→ **Task objective**: Without the pictures, give the entries below again exactly as written.

→ **Supplied information**:
====

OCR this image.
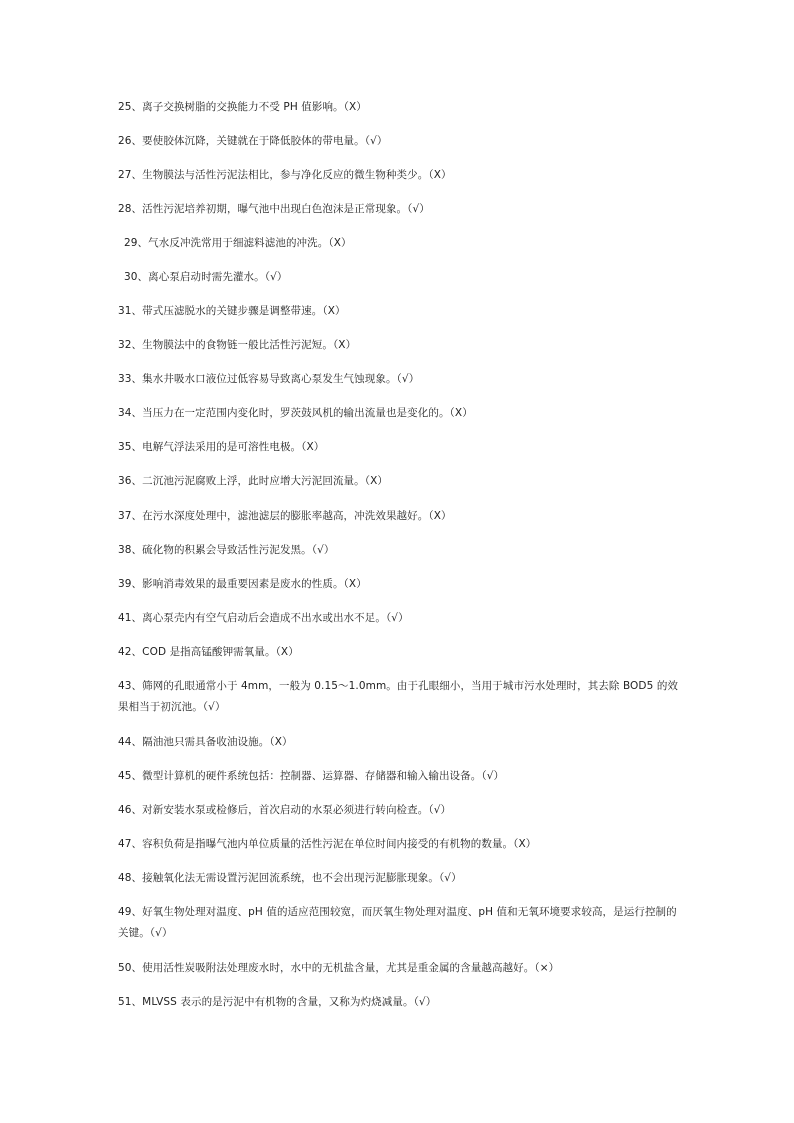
25、离子交换树脂的交换能力不受 PH 值影响。（X）
26、要使胶体沉降，关键就在于降低胶体的带电量。（√）
27、生物膜法与活性污泥法相比，参与净化反应的微生物种类少。（X）
28、活性污泥培养初期，曝气池中出现白色泡沫是正常现象。（√）
29、气水反冲洗常用于细滤料滤池的冲洗。（X）
30、离心泵启动时需先灌水。（√）
31、带式压滤脱水的关键步骤是调整带速。（X）
32、生物膜法中的食物链一般比活性污泥短。（X）
33、集水井吸水口液位过低容易导致离心泵发生气蚀现象。（√）
34、当压力在一定范围内变化时，罗茨鼓风机的输出流量也是变化的。（X）
35、电解气浮法采用的是可溶性电极。（X）
36、二沉池污泥腐败上浮，此时应增大污泥回流量。（X）
37、在污水深度处理中，滤池滤层的膨胀率越高，冲洗效果越好。（X）
38、硫化物的积累会导致活性污泥发黑。（√）
39、影响消毒效果的最重要因素是废水的性质。（X）
41、离心泵壳内有空气启动后会造成不出水或出水不足。（√）
42、COD 是指高锰酸钾需氧量。（X）
43、筛网的孔眼通常小于 4mm，一般为 0.15～1.0mm。由于孔眼细小，当用于城市污水处理时，其去除 BOD5 的效果相当于初沉池。（√）
44、隔油池只需具备收油设施。（X）
45、微型计算机的硬件系统包括：控制器、运算器、存储器和输入输出设备。（√）
46、对新安装水泵或检修后，首次启动的水泵必须进行转向检查。（√）
47、容积负荷是指曝气池内单位质量的活性污泥在单位时间内接受的有机物的数量。（X）
48、接触氧化法无需设置污泥回流系统，也不会出现污泥膨胀现象。（√）
49、好氧生物处理对温度、pH 值的适应范围较宽，而厌氧生物处理对温度、pH 值和无氧环境要求较高，是运行控制的关键。（√）
50、使用活性炭吸附法处理废水时，水中的无机盐含量，尤其是重金属的含量越高越好。（×）
51、MLVSS 表示的是污泥中有机物的含量，又称为灼烧减量。（√）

====

→ **Written answer**:
OCR this image.
25、离子交换树脂的交换能力不受 PH 值影响。（X）
26、要使胶体沉降，关键就在于降低胶体的带电量。（√）
27、生物膜法与活性污泥法相比，参与净化反应的微生物种类少。（X）
28、活性污泥培养初期，曝气池中出现白色泡沫是正常现象。（√）
29、气水反冲洗常用于细滤料滤池的冲洗。（X）
30、离心泵启动时需先灌水。（√）
31、带式压滤脱水的关键步骤是调整带速。（X）
32、生物膜法中的食物链一般比活性污泥短。（X）
33、集水井吸水口液位过低容易导致离心泵发生气蚀现象。（√）
34、当压力在一定范围内变化时，罗茨鼓风机的输出流量也是变化的。（X）
35、电解气浮法采用的是可溶性电极。（X）
36、二沉池污泥腐败上浮，此时应增大污泥回流量。（X）
37、在污水深度处理中，滤池滤层的膨胀率越高，冲洗效果越好。（X）
38、硫化物的积累会导致活性污泥发黑。（√）
39、影响消毒效果的最重要因素是废水的性质。（X）
41、离心泵壳内有空气启动后会造成不出水或出水不足。（√）
42、COD 是指高锰酸钾需氧量。（X）
43、筛网的孔眼通常小于 4mm，一般为 0.15～1.0mm。由于孔眼细小，当用于城市污水处理时，其去除 BOD5 的效果相当于初沉池。（√）
44、隔油池只需具备收油设施。（X）
45、微型计算机的硬件系统包括：控制器、运算器、存储器和输入输出设备。（√）
46、对新安装水泵或检修后，首次启动的水泵必须进行转向检查。（√）
47、容积负荷是指曝气池内单位质量的活性污泥在单位时间内接受的有机物的数量。（X）
48、接触氧化法无需设置污泥回流系统，也不会出现污泥膨胀现象。（√）
49、好氧生物处理对温度、pH 值的适应范围较宽，而厌氧生物处理对温度、pH 值和无氧环境要求较高，是运行控制的关键。（√）
50、使用活性炭吸附法处理废水时，水中的无机盐含量，尤其是重金属的含量越高越好。（×）
51、MLVSS 表示的是污泥中有机物的含量，又称为灼烧减量。（√）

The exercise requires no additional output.